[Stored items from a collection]

[Begin]

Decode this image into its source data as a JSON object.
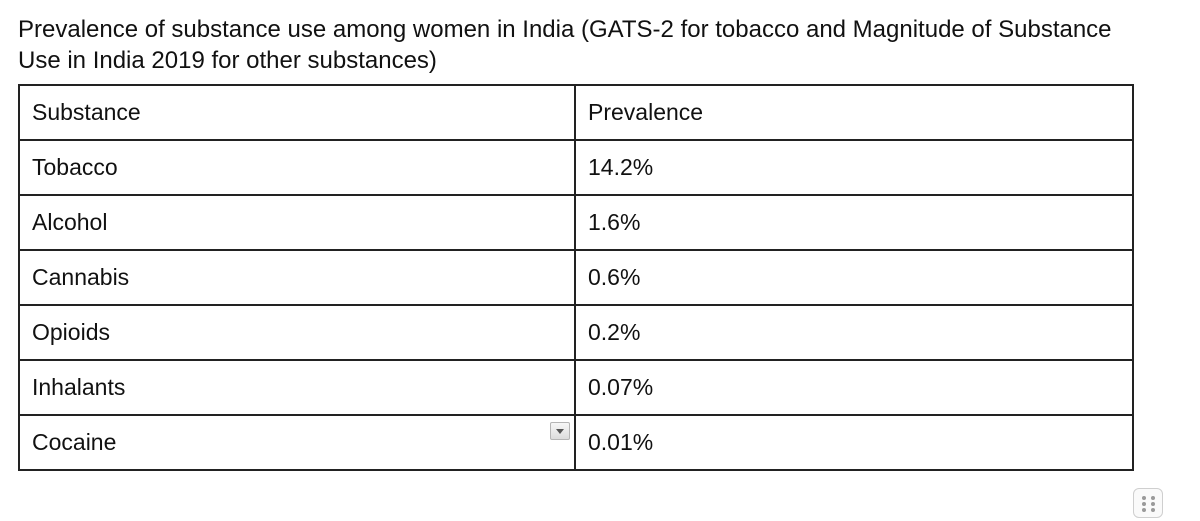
{
  "caption": "Prevalence of substance use among women in India (GATS-2 for tobacco and Magnitude of Substance Use in India 2019 for other substances)",
  "table": {
    "headers": [
      "Substance",
      "Prevalence"
    ],
    "rows": [
      [
        "Tobacco",
        "14.2%"
      ],
      [
        "Alcohol",
        "1.6%"
      ],
      [
        "Cannabis",
        "0.6%"
      ],
      [
        "Opioids",
        "0.2%"
      ],
      [
        "Inhalants",
        "0.07%"
      ],
      [
        "Cocaine",
        "0.01%"
      ]
    ]
  },
  "icons": {
    "cell_menu": "chevron-down-icon",
    "resize": "drag-handle-icon"
  }
}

[End]

Leaving aside the images, write out the entries above word for word.

Decode this image into its source data as a JSON object.
{
  "caption": "Prevalence of substance use among women in India (GATS-2 for tobacco and Magnitude of Substance Use in India 2019 for other substances)",
  "table": {
    "headers": [
      "Substance",
      "Prevalence"
    ],
    "rows": [
      [
        "Tobacco",
        "14.2%"
      ],
      [
        "Alcohol",
        "1.6%"
      ],
      [
        "Cannabis",
        "0.6%"
      ],
      [
        "Opioids",
        "0.2%"
      ],
      [
        "Inhalants",
        "0.07%"
      ],
      [
        "Cocaine",
        "0.01%"
      ]
    ]
  },
  "icons": {
    "cell_menu": "chevron-down-icon",
    "resize": "drag-handle-icon"
  }
}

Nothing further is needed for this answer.